* PAGE EXCERPT
((

8 AI Tools for Technical Debt That Actually Reduce It
Key Takeaways
- Technical debt costs U.S. companies over $2.41 trillion annually and consumes 20 to 40 percent of engineering time on average.
- The most effective AI tools address technical debt across three distinct layers: detection, remediation, and tracking.
- Codegen can autonomously pick up tickets, implement fixes, and open PRs without manual developer intervention.
- SonarQube and CodeScene provide the clearest signal on where debt is concentrated and what it costs.
- ClickUp closes the loop between debt discovery and resolution by keeping remediation work visible and prioritized.
- Combining an autonomous coding agent with a debt-detection tool and a tracking platform is more effective than using any single tool alone.
Your team has a backlog of refactoring tickets that never get prioritized. The codebase that shipped three product launches ago is now slowing down every new feature.
And during the last planning session, someone estimated that addressing the authentication module alone would take two full sprints.
That math, repeated across hundreds of engineering organizations, is why technical debt costs U.S. companies more than $2.41 trillion annually, according to an Accenture analysis published in MIT Sloan Management Review.

))

* WHAT TO PRODUCE
According to the article on AI tools for technical debt, what are the three layers that the most effective tools address?

* PROVIDED DATA

((

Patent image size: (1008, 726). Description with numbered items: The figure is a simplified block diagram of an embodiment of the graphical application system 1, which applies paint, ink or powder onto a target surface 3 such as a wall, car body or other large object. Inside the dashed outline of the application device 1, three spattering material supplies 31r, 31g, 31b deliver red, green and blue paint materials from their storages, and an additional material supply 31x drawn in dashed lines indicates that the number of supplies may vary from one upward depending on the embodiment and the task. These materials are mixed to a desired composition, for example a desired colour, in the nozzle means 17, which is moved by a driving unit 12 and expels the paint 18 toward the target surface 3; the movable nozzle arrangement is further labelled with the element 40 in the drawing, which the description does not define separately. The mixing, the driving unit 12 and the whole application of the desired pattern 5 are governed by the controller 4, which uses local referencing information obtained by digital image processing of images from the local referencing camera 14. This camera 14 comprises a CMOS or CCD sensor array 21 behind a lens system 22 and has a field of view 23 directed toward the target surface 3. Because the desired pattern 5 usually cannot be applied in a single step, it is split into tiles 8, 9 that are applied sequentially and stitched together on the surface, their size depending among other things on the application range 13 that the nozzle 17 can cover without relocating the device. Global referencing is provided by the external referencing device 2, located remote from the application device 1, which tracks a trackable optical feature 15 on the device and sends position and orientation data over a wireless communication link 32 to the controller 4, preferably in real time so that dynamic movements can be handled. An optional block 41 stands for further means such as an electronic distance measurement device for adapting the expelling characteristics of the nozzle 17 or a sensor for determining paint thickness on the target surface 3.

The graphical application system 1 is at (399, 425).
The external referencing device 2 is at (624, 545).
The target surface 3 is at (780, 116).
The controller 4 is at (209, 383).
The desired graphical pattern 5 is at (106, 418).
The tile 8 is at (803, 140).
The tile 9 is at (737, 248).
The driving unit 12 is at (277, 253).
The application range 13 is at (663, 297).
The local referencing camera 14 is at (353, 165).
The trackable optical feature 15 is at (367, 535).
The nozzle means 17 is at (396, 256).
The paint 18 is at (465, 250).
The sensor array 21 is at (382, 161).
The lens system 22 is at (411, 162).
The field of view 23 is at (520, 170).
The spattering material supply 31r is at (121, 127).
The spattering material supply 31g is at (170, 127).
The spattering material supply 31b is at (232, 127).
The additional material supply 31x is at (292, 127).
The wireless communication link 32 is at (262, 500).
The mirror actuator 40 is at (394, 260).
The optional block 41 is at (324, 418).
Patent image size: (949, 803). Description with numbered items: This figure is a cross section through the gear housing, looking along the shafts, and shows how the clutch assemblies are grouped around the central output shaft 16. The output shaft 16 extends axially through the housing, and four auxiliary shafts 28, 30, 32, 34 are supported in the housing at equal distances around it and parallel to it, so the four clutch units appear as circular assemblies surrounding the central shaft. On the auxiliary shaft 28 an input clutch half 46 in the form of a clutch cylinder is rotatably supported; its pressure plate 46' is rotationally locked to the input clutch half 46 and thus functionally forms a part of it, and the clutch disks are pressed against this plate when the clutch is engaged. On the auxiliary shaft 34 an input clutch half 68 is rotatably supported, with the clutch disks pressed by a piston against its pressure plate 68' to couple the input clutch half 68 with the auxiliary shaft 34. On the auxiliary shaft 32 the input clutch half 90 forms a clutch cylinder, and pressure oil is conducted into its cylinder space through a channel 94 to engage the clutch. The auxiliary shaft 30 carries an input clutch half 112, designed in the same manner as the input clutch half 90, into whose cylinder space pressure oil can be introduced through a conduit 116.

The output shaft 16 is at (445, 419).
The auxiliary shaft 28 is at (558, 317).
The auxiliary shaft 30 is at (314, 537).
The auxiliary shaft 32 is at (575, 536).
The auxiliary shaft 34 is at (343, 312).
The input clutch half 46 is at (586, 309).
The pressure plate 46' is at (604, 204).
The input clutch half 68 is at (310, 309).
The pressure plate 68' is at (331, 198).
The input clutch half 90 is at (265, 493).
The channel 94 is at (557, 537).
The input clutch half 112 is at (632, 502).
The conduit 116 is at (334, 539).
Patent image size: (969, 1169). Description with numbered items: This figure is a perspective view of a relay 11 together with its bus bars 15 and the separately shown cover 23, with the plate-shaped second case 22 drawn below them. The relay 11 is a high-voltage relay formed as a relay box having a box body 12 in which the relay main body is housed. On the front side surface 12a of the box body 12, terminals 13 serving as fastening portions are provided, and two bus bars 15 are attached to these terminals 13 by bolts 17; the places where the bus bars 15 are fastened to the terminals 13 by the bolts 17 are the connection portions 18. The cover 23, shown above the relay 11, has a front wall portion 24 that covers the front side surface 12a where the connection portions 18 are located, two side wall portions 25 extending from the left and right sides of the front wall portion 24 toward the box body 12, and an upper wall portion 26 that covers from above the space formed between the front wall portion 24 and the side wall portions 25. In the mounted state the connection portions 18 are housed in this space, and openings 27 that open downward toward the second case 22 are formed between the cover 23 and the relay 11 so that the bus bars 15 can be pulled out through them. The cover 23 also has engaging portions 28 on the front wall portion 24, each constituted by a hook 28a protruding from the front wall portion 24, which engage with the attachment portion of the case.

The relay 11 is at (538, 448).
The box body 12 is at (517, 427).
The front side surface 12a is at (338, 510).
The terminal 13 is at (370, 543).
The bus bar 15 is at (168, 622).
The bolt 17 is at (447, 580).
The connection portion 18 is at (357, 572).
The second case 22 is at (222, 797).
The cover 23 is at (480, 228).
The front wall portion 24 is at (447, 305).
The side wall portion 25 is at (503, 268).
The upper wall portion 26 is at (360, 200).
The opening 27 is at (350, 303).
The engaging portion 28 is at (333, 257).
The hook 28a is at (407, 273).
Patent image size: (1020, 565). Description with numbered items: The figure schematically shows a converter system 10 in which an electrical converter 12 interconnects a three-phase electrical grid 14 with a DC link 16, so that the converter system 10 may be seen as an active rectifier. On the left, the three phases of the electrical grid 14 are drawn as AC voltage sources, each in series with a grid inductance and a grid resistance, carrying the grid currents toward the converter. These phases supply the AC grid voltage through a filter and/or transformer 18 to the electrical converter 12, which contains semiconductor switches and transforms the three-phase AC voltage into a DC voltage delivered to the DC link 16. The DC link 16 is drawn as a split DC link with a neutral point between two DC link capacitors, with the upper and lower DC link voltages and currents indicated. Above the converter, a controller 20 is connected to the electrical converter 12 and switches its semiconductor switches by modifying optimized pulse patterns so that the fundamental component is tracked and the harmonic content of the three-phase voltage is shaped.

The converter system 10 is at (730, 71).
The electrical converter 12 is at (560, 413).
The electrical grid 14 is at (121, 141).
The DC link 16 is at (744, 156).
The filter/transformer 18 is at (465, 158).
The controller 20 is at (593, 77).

))

* THE ANSWER
Detection, remediation, and tracking.